YOUR TASK
Each line containing the word "تحویل" needs to be copied.

=== DATA EXTRACT ===

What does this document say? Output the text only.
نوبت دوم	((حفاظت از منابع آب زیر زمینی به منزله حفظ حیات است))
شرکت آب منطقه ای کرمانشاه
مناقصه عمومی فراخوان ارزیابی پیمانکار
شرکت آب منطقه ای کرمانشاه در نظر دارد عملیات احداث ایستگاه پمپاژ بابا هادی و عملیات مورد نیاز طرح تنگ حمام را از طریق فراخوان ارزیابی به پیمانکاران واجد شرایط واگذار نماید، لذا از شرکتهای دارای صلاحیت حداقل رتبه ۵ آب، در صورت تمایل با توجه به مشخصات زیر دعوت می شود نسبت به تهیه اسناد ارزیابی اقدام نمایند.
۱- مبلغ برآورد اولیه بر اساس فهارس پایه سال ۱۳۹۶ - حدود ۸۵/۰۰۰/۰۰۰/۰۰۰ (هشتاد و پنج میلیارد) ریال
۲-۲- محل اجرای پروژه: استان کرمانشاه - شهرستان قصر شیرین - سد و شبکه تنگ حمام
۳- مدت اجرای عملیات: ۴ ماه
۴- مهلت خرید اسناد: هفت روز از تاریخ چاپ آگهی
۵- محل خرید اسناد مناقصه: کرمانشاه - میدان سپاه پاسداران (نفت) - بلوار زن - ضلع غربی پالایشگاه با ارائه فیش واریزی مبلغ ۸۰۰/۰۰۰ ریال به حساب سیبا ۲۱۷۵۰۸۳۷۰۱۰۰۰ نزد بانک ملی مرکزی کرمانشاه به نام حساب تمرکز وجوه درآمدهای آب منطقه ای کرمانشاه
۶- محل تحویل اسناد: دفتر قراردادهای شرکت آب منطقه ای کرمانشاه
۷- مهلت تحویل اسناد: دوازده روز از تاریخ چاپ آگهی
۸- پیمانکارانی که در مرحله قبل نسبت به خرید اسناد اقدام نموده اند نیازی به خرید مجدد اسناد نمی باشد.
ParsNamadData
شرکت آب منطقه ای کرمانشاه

===

THE REPLY
۶- محل تحویل اسناد: دفتر قراردادهای شرکت آب منطقه ای کرمانشاه
۷- مهلت تحویل اسناد: دوازده روز از تاریخ چاپ آگهی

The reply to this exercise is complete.